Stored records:
○ ○ ○ ○

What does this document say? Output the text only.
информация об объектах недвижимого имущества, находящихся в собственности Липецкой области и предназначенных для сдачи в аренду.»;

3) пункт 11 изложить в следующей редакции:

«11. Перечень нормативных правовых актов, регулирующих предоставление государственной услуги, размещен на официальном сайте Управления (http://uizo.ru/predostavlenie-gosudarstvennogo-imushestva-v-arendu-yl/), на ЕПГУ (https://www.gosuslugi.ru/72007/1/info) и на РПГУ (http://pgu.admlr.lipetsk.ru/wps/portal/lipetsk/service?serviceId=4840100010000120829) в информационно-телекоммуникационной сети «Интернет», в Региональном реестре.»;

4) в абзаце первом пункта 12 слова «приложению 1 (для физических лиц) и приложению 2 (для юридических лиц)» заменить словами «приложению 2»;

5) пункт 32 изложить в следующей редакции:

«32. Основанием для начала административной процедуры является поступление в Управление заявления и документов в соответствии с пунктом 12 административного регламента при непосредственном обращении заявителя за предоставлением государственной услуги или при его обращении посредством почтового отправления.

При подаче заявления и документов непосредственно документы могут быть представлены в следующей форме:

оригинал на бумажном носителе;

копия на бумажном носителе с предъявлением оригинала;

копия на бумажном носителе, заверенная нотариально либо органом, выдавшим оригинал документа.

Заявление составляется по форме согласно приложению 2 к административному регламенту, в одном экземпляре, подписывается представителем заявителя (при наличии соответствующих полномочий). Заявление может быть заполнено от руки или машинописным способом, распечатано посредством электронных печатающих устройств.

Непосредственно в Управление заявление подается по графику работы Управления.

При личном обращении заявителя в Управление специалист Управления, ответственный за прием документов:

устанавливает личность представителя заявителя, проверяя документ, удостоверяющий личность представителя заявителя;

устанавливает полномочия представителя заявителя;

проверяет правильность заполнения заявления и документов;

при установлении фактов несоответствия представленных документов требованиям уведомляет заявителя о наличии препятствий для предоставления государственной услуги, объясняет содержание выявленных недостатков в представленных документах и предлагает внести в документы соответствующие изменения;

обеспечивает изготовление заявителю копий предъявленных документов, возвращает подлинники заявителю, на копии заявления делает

○ ○ ○ ○

(Instructions to follow) Check each line above for the word "форме", and copy the lines where it appears.

(Worked answer)
При подаче заявления и документов непосредственно документы могут быть представлены в следующей форме:
Заявление составляется по форме согласно приложению 2 к административному регламенту, в одном экземпляре, подписывается представителем заявителя (при наличии соответствующих полномочий). Заявление может быть заполнено от руки или машинописным способом, распечатано посредством электронных печатающих устройств.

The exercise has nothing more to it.